[Records for processing]
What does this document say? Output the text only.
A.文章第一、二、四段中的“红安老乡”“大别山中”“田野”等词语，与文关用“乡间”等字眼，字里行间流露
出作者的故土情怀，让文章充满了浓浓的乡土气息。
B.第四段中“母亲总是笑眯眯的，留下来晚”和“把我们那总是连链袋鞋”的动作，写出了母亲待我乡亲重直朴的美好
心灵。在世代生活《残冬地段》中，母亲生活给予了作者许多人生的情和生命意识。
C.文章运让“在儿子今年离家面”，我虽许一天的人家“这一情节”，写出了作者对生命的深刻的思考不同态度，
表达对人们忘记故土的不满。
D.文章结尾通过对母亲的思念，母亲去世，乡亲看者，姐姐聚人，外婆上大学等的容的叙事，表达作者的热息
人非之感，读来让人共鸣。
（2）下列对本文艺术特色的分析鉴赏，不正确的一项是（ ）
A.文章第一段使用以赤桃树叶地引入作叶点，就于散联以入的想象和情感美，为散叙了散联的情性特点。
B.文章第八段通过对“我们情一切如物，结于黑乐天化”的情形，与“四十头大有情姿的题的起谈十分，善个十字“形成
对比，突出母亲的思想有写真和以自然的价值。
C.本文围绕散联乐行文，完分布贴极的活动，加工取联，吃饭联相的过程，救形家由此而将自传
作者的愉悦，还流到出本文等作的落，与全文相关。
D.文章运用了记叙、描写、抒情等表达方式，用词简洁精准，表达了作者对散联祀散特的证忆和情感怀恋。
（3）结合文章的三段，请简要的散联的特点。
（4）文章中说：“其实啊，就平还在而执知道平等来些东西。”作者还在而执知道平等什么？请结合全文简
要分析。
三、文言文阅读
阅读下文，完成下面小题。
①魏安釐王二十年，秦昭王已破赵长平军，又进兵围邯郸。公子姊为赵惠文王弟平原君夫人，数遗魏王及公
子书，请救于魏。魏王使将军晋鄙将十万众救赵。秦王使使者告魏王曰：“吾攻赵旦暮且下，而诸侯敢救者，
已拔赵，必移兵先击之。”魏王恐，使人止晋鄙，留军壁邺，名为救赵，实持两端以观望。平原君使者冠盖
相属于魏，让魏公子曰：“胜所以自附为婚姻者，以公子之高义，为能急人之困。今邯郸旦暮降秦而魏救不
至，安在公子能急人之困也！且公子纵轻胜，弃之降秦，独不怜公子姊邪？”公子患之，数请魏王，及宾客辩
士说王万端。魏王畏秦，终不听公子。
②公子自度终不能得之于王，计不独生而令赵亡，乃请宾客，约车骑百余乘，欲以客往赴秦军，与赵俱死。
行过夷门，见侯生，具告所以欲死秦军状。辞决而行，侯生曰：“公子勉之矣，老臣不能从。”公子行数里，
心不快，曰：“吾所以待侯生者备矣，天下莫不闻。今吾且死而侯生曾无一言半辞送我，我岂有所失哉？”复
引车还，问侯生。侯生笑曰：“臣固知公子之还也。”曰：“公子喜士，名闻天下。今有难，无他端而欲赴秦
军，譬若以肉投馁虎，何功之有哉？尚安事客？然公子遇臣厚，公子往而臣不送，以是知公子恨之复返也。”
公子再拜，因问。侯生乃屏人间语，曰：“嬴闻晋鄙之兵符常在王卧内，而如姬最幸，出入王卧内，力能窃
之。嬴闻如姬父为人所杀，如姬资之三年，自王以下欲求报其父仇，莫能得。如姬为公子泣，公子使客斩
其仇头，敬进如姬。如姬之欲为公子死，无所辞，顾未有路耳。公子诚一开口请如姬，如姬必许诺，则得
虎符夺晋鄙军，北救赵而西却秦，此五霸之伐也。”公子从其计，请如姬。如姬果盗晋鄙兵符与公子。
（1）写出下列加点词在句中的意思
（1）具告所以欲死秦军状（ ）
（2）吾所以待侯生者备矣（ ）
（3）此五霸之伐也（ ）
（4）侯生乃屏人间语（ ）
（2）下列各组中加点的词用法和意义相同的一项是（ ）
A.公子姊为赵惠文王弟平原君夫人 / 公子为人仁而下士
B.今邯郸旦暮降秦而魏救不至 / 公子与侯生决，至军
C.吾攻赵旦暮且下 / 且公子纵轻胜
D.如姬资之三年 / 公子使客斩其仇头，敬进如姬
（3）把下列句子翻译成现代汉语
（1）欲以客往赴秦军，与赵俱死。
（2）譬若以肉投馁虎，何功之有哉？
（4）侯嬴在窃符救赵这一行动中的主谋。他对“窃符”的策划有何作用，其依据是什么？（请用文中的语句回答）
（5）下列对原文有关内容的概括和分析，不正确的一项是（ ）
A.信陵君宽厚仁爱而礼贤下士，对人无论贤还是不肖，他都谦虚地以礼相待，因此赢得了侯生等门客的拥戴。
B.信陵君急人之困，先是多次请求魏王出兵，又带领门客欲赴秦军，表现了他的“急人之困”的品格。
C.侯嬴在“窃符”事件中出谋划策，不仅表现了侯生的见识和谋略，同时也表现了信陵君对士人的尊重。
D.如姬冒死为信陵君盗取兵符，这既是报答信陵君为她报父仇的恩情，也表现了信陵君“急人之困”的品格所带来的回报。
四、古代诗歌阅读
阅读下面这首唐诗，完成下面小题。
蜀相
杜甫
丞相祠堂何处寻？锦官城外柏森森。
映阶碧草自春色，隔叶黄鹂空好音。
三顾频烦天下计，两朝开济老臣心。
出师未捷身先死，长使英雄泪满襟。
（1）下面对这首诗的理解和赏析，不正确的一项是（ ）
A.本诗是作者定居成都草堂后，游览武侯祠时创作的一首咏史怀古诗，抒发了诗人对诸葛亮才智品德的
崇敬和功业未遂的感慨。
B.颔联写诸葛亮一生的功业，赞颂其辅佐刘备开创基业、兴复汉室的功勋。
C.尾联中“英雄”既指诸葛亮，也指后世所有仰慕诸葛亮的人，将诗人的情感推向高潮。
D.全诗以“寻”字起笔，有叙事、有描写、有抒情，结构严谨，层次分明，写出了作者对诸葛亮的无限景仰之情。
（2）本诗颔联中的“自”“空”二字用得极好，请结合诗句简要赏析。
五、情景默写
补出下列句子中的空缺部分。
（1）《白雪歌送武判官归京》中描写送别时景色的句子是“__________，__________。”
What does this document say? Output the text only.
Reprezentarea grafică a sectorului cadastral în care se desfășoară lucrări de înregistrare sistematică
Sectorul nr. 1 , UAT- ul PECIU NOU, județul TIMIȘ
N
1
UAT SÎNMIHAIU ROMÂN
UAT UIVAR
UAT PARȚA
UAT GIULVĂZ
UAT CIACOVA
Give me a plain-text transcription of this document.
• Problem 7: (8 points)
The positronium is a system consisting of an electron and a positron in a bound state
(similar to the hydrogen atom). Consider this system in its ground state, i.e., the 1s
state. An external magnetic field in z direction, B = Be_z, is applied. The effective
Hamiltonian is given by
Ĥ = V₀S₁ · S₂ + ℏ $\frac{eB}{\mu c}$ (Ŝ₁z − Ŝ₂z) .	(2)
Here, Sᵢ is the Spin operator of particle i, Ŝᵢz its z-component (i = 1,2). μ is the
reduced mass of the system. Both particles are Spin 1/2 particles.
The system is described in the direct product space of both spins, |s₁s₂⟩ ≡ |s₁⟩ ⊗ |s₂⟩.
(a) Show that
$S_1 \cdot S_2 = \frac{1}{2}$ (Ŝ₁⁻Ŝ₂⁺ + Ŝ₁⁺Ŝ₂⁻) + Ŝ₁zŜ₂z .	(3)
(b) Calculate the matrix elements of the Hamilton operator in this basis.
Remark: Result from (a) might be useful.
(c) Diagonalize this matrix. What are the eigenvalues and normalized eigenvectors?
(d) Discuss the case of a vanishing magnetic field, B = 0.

[Written task]
Repeat exactly the lines above from the line that contains "Give me a plain-text" through the end. Include both of these ends; leave out everything else.

[Expected output]
Give me a plain-text transcription of this document.
• Problem 7: (8 points)
The positronium is a system consisting of an electron and a positron in a bound state
(similar to the hydrogen atom). Consider this system in its ground state, i.e., the 1s
state. An external magnetic field in z direction, B = Be_z, is applied. The effective
Hamiltonian is given by
Ĥ = V₀S₁ · S₂ + ℏ $\frac{eB}{\mu c}$ (Ŝ₁z − Ŝ₂z) .	(2)
Here, Sᵢ is the Spin operator of particle i, Ŝᵢz its z-component (i = 1,2). μ is the
reduced mass of the system. Both particles are Spin 1/2 particles.
The system is described in the direct product space of both spins, |s₁s₂⟩ ≡ |s₁⟩ ⊗ |s₂⟩.
(a) Show that
$S_1 \cdot S_2 = \frac{1}{2}$ (Ŝ₁⁻Ŝ₂⁺ + Ŝ₁⁺Ŝ₂⁻) + Ŝ₁zŜ₂z .	(3)
(b) Calculate the matrix elements of the Hamilton operator in this basis.
Remark: Result from (a) might be useful.
(c) Diagonalize this matrix. What are the eigenvalues and normalized eigenvectors?
(d) Discuss the case of a vanishing magnetic field, B = 0.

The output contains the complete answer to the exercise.